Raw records

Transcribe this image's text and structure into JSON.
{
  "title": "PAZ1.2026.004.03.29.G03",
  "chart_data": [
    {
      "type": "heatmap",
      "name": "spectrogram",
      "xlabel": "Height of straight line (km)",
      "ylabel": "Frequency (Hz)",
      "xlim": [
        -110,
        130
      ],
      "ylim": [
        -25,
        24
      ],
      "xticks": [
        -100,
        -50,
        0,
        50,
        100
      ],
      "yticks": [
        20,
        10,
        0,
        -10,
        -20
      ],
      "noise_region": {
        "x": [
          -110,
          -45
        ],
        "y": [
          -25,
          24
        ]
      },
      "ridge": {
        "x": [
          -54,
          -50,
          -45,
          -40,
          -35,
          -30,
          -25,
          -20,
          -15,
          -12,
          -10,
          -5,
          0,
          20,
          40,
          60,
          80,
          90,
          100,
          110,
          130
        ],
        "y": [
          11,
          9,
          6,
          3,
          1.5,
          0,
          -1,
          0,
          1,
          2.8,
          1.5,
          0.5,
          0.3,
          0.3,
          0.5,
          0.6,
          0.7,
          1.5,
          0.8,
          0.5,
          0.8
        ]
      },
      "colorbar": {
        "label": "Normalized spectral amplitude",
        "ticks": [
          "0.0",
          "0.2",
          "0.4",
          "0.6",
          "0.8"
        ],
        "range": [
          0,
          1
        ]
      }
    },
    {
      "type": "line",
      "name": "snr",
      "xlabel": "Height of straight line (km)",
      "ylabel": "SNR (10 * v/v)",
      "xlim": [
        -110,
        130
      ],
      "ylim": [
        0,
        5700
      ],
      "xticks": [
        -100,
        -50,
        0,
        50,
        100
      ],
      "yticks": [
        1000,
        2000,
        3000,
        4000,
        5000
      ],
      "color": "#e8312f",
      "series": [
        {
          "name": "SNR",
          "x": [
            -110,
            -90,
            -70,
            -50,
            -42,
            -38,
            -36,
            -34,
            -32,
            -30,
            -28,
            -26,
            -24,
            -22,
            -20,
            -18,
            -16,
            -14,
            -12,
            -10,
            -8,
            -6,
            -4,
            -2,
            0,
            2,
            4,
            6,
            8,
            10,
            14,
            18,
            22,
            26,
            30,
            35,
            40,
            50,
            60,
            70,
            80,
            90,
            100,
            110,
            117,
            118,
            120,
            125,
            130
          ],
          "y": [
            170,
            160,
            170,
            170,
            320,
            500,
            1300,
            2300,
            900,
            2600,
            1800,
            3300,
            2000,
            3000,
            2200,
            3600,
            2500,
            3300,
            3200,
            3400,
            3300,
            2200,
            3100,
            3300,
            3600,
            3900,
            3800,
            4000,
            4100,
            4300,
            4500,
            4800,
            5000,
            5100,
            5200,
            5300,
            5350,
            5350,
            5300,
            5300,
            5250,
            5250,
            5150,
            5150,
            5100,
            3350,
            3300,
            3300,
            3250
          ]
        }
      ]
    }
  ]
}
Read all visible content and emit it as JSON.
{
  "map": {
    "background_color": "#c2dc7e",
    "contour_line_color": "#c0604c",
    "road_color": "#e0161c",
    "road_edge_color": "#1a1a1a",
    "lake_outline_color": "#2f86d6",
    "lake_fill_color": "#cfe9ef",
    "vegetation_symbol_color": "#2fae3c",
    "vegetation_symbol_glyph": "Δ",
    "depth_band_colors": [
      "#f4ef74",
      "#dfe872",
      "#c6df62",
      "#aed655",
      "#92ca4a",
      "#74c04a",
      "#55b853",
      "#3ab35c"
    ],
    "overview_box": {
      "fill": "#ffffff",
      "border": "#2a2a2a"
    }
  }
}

▶ EXERCISE: Each line above must be printed exactly as it appears.

▶ EXERCISE SOLUTION:
Transcribe this image's text and structure into JSON.
{
  "title": "PAZ1.2026.004.03.29.G03",
  "chart_data": [
    {
      "type": "heatmap",
      "name": "spectrogram",
      "xlabel": "Height of straight line (km)",
      "ylabel": "Frequency (Hz)",
      "xlim": [
        -110,
        130
      ],
      "ylim": [
        -25,
        24
      ],
      "xticks": [
        -100,
        -50,
        0,
        50,
        100
      ],
      "yticks": [
        20,
        10,
        0,
        -10,
        -20
      ],
      "noise_region": {
        "x": [
          -110,
          -45
        ],
        "y": [
          -25,
          24
        ]
      },
      "ridge": {
        "x": [
          -54,
          -50,
          -45,
          -40,
          -35,
          -30,
          -25,
          -20,
          -15,
          -12,
          -10,
          -5,
          0,
          20,
          40,
          60,
          80,
          90,
          100,
          110,
          130
        ],
        "y": [
          11,
          9,
          6,
          3,
          1.5,
          0,
          -1,
          0,
          1,
          2.8,
          1.5,
          0.5,
          0.3,
          0.3,
          0.5,
          0.6,
          0.7,
          1.5,
          0.8,
          0.5,
          0.8
        ]
      },
      "colorbar": {
        "label": "Normalized spectral amplitude",
        "ticks": [
          "0.0",
          "0.2",
          "0.4",
          "0.6",
          "0.8"
        ],
        "range": [
          0,
          1
        ]
      }
    },
    {
      "type": "line",
      "name": "snr",
      "xlabel": "Height of straight line (km)",
      "ylabel": "SNR (10 * v/v)",
      "xlim": [
        -110,
        130
      ],
      "ylim": [
        0,
        5700
      ],
      "xticks": [
        -100,
        -50,
        0,
        50,
        100
      ],
      "yticks": [
        1000,
        2000,
        3000,
        4000,
        5000
      ],
      "color": "#e8312f",
      "series": [
        {
          "name": "SNR",
          "x": [
            -110,
            -90,
            -70,
            -50,
            -42,
            -38,
            -36,
            -34,
            -32,
            -30,
            -28,
            -26,
            -24,
            -22,
            -20,
            -18,
            -16,
            -14,
            -12,
            -10,
            -8,
            -6,
            -4,
            -2,
            0,
            2,
            4,
            6,
            8,
            10,
            14,
            18,
            22,
            26,
            30,
            35,
            40,
            50,
            60,
            70,
            80,
            90,
            100,
            110,
            117,
            118,
            120,
            125,
            130
          ],
          "y": [
            170,
            160,
            170,
            170,
            320,
            500,
            1300,
            2300,
            900,
            2600,
            1800,
            3300,
            2000,
            3000,
            2200,
            3600,
            2500,
            3300,
            3200,
            3400,
            3300,
            2200,
            3100,
            3300,
            3600,
            3900,
            3800,
            4000,
            4100,
            4300,
            4500,
            4800,
            5000,
            5100,
            5200,
            5300,
            5350,
            5350,
            5300,
            5300,
            5250,
            5250,
            5150,
            5150,
            5100,
            3350,
            3300,
            3300,
            3250
          ]
        }
      ]
    }
  ]
}
Read all visible content and emit it as JSON.
{
  "map": {
    "background_color": "#c2dc7e",
    "contour_line_color": "#c0604c",
    "road_color": "#e0161c",
    "road_edge_color": "#1a1a1a",
    "lake_outline_color": "#2f86d6",
    "lake_fill_color": "#cfe9ef",
    "vegetation_symbol_color": "#2fae3c",
    "vegetation_symbol_glyph": "Δ",
    "depth_band_colors": [
      "#f4ef74",
      "#dfe872",
      "#c6df62",
      "#aed655",
      "#92ca4a",
      "#74c04a",
      "#55b853",
      "#3ab35c"
    ],
    "overview_box": {
      "fill": "#ffffff",
      "border": "#2a2a2a"
    }
  }
}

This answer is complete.